=== Exercise inputs ===
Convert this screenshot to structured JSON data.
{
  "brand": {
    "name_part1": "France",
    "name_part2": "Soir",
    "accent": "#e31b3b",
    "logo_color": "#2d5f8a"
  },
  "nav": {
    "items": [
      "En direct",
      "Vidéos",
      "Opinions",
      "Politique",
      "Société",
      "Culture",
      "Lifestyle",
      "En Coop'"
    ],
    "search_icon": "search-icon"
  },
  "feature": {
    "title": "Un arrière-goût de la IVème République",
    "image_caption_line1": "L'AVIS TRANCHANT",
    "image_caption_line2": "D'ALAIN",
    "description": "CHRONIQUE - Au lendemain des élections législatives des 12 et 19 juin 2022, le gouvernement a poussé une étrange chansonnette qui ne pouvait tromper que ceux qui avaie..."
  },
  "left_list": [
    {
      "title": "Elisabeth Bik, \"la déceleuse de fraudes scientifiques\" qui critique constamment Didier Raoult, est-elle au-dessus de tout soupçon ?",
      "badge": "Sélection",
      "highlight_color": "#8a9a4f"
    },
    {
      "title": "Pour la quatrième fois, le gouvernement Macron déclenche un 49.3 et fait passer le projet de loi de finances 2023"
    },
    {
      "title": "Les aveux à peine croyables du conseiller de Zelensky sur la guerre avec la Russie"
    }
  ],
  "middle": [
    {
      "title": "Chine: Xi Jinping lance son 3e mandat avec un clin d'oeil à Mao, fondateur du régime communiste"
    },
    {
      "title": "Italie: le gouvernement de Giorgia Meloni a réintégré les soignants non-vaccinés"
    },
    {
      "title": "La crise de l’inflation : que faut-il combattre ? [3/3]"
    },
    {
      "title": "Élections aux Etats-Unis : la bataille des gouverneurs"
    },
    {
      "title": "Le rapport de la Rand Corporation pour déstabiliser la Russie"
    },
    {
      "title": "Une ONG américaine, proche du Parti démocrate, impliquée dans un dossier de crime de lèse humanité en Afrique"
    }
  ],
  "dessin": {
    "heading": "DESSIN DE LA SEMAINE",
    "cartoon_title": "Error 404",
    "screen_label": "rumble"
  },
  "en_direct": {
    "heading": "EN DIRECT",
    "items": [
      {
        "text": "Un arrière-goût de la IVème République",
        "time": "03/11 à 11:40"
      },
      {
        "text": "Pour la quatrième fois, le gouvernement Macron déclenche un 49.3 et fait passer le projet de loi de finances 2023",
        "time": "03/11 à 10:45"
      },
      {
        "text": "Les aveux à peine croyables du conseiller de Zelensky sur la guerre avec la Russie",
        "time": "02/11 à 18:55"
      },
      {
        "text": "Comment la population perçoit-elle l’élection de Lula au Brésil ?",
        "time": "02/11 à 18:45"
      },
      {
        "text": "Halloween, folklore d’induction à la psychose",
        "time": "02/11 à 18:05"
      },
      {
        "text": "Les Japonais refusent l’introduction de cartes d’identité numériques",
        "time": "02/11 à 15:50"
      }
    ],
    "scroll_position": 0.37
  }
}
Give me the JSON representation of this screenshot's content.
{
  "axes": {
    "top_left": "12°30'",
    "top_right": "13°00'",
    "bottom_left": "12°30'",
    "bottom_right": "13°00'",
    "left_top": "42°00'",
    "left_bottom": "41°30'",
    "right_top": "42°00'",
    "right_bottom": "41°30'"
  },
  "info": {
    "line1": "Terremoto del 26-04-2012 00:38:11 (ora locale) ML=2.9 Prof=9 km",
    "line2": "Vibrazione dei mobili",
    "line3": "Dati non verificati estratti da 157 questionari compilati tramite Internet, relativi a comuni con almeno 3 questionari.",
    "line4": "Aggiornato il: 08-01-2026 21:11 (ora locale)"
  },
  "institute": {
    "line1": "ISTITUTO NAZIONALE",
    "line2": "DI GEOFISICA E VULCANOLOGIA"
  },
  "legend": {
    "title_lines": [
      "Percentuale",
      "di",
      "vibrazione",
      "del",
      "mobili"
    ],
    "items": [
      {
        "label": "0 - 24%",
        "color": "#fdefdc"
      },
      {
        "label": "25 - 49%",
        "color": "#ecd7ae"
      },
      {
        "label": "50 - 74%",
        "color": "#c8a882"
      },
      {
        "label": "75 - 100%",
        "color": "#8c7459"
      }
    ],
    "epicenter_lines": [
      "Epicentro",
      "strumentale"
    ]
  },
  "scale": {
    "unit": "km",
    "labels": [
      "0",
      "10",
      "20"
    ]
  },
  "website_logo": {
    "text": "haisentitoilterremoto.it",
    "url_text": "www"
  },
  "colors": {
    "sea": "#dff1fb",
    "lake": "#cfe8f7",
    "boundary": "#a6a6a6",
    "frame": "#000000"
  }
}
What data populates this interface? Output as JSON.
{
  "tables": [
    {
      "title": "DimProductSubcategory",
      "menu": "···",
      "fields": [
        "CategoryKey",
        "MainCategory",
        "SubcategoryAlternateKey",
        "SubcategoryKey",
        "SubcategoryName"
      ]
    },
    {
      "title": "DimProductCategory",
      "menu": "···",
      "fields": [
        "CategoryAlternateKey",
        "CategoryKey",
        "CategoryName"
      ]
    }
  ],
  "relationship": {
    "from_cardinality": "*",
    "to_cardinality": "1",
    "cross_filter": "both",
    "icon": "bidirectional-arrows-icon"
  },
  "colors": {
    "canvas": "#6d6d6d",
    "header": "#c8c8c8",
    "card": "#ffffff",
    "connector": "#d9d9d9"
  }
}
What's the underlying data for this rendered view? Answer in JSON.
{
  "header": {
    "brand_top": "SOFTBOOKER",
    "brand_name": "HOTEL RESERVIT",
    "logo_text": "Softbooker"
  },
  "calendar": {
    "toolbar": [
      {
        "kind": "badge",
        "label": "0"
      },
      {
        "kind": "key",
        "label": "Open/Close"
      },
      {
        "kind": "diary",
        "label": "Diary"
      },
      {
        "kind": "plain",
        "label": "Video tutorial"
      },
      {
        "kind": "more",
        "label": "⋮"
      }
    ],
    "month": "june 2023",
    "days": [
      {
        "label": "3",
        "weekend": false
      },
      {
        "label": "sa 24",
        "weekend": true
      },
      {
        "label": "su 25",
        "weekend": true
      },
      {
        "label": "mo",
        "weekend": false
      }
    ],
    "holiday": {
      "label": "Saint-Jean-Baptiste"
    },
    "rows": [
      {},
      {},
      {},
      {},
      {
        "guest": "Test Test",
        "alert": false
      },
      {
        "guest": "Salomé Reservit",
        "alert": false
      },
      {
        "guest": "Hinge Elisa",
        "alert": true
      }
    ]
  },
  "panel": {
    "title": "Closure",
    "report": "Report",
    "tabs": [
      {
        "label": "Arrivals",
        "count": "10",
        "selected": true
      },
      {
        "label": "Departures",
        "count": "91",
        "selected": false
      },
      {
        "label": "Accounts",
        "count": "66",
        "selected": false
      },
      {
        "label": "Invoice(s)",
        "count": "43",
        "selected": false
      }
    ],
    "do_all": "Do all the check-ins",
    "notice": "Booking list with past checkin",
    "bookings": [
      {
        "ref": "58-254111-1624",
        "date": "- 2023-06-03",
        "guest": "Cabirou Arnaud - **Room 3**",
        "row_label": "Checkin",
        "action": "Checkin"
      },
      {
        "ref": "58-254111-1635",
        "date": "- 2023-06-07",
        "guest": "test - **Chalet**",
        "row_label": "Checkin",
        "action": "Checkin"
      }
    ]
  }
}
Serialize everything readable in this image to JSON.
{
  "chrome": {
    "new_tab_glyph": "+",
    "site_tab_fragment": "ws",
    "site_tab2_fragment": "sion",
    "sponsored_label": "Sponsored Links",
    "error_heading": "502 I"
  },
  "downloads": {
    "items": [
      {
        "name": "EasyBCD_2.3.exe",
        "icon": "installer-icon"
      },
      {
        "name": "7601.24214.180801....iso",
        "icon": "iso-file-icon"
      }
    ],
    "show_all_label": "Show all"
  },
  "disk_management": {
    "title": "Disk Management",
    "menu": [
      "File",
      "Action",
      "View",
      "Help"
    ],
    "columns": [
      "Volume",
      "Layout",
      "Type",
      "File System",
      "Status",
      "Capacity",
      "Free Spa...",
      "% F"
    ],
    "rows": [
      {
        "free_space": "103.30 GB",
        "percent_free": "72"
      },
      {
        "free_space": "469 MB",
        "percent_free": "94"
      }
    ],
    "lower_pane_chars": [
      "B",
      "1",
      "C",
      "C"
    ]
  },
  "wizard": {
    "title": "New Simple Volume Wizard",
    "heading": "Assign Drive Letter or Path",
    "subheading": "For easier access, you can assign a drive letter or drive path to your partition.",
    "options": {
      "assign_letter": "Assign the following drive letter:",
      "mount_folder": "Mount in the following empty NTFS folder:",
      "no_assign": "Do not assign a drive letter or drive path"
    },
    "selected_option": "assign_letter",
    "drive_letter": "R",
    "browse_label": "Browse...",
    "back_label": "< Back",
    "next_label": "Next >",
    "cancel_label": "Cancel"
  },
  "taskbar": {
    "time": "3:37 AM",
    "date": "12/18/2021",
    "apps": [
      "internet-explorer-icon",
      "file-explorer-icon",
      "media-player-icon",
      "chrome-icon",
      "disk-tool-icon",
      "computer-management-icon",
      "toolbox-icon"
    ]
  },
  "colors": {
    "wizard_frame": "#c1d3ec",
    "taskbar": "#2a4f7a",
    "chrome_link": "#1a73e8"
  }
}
===
> [Task description]: Give only the number of lines that include the word "fois".

> [Solution for this exercise]: 2